Data listing -
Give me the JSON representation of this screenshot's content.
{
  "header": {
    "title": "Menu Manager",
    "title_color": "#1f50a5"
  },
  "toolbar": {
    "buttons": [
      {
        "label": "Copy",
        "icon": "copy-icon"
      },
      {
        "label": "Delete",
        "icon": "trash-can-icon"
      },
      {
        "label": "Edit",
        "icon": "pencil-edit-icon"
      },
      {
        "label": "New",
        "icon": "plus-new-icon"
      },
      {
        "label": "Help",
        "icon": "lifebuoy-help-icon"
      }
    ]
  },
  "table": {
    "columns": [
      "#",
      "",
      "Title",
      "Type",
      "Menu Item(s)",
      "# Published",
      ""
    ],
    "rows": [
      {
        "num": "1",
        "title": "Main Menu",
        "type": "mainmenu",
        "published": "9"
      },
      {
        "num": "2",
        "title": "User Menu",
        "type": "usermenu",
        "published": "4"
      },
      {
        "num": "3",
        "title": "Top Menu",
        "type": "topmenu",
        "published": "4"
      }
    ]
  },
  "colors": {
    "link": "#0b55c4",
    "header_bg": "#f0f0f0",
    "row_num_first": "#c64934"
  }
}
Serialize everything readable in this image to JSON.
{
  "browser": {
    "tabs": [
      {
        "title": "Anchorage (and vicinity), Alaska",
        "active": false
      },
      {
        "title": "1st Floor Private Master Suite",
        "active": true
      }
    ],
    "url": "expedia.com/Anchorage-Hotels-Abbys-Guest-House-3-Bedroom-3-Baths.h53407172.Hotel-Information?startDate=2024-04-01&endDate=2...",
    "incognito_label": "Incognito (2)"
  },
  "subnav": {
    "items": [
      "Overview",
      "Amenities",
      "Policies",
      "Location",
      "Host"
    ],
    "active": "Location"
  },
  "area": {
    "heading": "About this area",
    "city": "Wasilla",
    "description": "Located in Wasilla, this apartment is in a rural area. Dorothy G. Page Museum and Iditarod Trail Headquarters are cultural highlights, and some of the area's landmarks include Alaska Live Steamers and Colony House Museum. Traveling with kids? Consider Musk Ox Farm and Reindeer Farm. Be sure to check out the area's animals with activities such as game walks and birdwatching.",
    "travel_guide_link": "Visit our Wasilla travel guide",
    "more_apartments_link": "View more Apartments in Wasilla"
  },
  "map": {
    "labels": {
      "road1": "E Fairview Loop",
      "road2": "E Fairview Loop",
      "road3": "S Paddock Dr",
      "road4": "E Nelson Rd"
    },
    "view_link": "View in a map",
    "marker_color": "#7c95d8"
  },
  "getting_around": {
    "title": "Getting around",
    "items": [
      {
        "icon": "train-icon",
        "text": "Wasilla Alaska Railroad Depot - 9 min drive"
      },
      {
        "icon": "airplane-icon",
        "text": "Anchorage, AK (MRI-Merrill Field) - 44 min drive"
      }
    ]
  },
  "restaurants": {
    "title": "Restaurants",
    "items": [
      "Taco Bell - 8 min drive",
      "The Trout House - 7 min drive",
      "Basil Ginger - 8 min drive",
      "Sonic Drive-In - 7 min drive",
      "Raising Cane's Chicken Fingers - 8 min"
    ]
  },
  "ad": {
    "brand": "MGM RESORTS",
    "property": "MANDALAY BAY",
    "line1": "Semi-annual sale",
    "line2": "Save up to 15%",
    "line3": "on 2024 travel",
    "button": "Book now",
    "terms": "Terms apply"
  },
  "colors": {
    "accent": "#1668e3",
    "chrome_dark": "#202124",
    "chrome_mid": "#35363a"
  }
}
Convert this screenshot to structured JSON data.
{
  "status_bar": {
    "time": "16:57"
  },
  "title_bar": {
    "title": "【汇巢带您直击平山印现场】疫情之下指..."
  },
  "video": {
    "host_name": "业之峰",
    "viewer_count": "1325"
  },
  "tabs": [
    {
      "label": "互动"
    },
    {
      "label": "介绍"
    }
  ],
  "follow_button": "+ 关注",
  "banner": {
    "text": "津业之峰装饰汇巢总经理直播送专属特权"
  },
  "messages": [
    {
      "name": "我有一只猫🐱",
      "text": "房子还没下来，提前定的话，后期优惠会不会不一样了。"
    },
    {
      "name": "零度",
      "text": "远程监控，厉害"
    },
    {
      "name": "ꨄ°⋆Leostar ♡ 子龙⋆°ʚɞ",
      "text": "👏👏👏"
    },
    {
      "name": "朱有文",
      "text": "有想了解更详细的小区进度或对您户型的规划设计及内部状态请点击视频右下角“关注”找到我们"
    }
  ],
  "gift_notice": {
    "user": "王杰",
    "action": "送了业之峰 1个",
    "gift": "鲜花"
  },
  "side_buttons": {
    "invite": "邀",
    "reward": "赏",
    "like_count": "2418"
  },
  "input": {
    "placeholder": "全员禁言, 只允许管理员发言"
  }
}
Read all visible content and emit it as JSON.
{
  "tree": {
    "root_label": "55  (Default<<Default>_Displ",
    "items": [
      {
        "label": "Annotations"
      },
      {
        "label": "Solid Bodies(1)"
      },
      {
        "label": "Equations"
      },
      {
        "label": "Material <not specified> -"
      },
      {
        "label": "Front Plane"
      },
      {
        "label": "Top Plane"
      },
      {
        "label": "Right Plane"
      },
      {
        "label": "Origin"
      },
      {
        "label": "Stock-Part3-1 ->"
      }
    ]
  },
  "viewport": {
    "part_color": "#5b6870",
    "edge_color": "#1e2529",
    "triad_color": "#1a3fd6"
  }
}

Problem to solve -
Go through the listing above and pull out each line containing the word "text".

Problem solution -
        "text": "Wasilla Alaska Railroad Depot - 9 min drive"
        "text": "Anchorage, AK (MRI-Merrill Field) - 44 min drive"
    "text": "津业之峰装饰汇巢总经理直播送专属特权"
      "text": "房子还没下来，提前定的话，后期优惠会不会不一样了。"
      "text": "远程监控，厉害"
      "text": "👏👏👏"
      "text": "有想了解更详细的小区进度或对您户型的规划设计及内部状态请点击视频右下角“关注”找到我们"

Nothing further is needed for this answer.